__Record set__:
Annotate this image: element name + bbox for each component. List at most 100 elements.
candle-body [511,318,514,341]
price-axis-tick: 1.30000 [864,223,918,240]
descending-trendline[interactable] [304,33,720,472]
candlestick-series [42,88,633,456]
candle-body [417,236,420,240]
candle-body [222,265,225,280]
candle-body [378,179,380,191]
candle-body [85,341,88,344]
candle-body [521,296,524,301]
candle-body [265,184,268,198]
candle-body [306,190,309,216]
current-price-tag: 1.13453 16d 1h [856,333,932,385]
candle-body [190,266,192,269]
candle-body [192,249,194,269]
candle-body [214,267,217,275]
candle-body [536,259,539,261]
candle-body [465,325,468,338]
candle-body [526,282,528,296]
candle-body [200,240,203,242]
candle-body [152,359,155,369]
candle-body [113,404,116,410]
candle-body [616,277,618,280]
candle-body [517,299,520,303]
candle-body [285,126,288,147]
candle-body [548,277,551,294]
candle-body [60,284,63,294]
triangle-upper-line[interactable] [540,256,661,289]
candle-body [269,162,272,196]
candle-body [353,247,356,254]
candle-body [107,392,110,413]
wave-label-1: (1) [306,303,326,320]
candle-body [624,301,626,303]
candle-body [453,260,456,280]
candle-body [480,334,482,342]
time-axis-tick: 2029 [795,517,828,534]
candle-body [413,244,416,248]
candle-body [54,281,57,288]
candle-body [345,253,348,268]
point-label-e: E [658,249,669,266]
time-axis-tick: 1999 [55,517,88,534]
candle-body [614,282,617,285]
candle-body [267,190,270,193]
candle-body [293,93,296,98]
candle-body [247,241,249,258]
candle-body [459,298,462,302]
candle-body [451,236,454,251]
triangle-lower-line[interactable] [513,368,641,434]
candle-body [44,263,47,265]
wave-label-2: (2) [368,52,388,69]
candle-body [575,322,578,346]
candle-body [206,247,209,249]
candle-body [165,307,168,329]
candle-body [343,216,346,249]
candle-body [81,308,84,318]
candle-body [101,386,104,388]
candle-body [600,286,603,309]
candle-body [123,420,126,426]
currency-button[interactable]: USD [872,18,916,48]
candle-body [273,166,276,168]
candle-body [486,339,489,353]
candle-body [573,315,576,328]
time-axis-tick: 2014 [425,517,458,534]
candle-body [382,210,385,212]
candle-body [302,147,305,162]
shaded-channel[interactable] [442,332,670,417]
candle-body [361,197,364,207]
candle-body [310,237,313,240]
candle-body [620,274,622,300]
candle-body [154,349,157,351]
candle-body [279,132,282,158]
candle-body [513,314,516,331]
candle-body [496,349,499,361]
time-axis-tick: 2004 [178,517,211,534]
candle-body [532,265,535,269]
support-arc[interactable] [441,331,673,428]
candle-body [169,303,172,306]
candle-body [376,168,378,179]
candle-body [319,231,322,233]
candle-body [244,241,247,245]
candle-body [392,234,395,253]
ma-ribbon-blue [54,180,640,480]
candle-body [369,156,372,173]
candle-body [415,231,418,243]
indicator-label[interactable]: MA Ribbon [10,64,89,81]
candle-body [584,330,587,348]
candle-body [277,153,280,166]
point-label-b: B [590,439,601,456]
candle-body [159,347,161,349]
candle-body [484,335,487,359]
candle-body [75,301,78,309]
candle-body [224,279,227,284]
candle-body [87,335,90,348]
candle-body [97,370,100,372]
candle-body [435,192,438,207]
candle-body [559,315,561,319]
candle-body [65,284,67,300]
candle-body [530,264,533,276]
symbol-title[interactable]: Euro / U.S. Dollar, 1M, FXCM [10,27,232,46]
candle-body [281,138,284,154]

__Aim__:
Can you reproduce, word for word, the records above from their first line through the line containing "candle-body [378,179,380,191]", including both of those lines?

__Answer to this exercise__:
Annotate this image: element name + bbox for each component. List at most 100 elements.
candle-body [511,318,514,341]
price-axis-tick: 1.30000 [864,223,918,240]
descending-trendline[interactable] [304,33,720,472]
candlestick-series [42,88,633,456]
candle-body [417,236,420,240]
candle-body [222,265,225,280]
candle-body [378,179,380,191]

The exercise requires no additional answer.